Eine kritische Reflexion zum Text von Andreas Fickers

von Ulrike Kühnold

Andreas Fickers spricht in seinem Text „Hands-on! Plädoyer für eine experimentelle Medienarchäologie“ von der experimentellen Medienarchäologie. Er schlägt eine Methode vor, die durch spielerischen und sinnlichen Umgang mit technischen Objekten neue Einblicke in die Medien- und Technikgeschichte eröffnet. Kern dieser Methodik ist das „Re-enactment“, bei dem historische Medienpraktiken durch das Nachstellen realer Nutzungssituationen rekonstruiert werden. Ziel ist es, die Materialität und performative Dimension technischer Objekte nicht nur zu analysieren, sondern durch direkten Umgang zu erfahren. Dies soll die Reflexion über Funktionalität, Semantik und symbolische Bedeutungen historischer Objekte fördern und neue Erkenntnisse über vergangene Medienpraktiken generieren. Obwohl dieser Ansatz innovative Perspektiven eröffnet, wirft er auch Fragen hinsichtlich seiner praktischen Umsetzbarkeit, erkenntnistheoretischer Rahmen und methodischen Abgrenzung auf.

Andreas Fickers weist auf Forschung von Wanda Strauwen hin. Sie plädiert für eine „Entauratisierung“ technischer Objekte, um diese nicht nur als historische Objekte zu behandeln, sondern als interaktive Forschungsgegenstände. Durch den experimentellen Umgang sollen Erkenntnisse über die räumlich-zeitlichen Bedingungen und das Handlungswissen gewonnen werden, die aus der Nutzung solcher Objekte resultieren. Der Ansatz will nicht nur die historische Interpretation vertiefen, sondern auch neue Methoden und Werkzeuge für das Lehren und Verstehen der Mediengeschichte bereitstellen. Trotz der Innovation des Ansatzes wirft er jedoch kritische Fragen auf.

§ BEREITGESTELLTES MATERIAL
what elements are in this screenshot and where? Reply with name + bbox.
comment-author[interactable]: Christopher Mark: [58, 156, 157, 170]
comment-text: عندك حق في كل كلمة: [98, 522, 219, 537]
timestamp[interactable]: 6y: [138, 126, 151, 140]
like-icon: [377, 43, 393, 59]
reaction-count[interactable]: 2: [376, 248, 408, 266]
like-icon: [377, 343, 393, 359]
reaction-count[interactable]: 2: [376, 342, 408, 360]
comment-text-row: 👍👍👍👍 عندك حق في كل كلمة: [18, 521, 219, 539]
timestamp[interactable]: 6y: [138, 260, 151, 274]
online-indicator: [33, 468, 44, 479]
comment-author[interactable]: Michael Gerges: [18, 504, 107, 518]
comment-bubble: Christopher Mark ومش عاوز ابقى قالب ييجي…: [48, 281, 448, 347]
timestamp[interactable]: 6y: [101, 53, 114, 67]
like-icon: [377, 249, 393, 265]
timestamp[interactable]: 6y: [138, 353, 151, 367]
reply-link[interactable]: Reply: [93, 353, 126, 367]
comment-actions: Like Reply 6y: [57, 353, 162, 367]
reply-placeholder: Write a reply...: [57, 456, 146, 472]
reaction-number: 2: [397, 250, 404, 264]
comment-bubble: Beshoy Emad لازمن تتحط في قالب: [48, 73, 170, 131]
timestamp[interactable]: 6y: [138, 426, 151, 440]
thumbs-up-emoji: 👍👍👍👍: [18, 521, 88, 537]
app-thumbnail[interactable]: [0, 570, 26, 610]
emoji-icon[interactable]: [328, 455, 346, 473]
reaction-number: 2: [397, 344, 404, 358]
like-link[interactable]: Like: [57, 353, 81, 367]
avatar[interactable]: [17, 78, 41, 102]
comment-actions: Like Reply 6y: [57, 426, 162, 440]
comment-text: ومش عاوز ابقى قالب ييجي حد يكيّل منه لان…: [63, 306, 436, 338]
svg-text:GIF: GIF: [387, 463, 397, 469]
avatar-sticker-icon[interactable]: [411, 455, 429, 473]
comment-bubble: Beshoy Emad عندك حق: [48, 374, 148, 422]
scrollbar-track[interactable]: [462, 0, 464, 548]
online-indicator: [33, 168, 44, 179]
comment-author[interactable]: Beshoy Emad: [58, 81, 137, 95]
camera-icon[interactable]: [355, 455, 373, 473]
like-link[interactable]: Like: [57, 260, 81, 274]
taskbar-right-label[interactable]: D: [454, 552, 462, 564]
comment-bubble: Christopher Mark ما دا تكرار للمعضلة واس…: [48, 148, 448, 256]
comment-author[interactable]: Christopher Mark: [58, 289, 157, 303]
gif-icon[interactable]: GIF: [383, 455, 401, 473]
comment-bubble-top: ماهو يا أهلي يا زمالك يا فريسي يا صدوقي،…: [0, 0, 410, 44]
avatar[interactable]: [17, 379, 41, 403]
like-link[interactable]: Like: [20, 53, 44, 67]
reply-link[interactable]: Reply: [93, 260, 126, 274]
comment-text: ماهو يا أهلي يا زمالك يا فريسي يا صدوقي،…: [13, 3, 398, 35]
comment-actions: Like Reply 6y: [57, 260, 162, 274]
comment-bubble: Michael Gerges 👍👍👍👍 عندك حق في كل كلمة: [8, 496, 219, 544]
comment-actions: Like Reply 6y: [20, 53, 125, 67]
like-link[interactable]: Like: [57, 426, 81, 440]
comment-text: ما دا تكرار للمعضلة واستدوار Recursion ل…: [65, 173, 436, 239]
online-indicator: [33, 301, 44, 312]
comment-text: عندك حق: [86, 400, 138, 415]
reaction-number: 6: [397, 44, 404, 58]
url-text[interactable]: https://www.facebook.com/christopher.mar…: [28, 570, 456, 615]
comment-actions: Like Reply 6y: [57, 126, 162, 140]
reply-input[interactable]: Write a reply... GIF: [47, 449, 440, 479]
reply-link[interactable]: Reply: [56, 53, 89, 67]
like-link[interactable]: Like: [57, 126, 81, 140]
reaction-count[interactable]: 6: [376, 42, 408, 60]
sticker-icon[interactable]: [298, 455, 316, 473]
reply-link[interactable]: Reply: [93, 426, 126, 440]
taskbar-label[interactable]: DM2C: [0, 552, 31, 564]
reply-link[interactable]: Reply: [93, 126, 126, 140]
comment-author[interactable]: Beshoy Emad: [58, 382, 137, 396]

§ ZIEL DER AUFGABE
Beantworte anhand des Dokuments oben die folgenden Fragen.
1. Welchen Titel trägt der Text von Andreas Fickers?
2. Wie heißt der Kern der darin vorgeschlagenen Methodik?
3. Wofür plädiert Wanda Strauwen?

§ LÖSUNG DER AUFGABE
1. „Hands-on! Plädoyer für eine experimentelle Medienarchäologie“
2. „Re-enactment“
3. Für eine „Entauratisierung“ technischer Objekte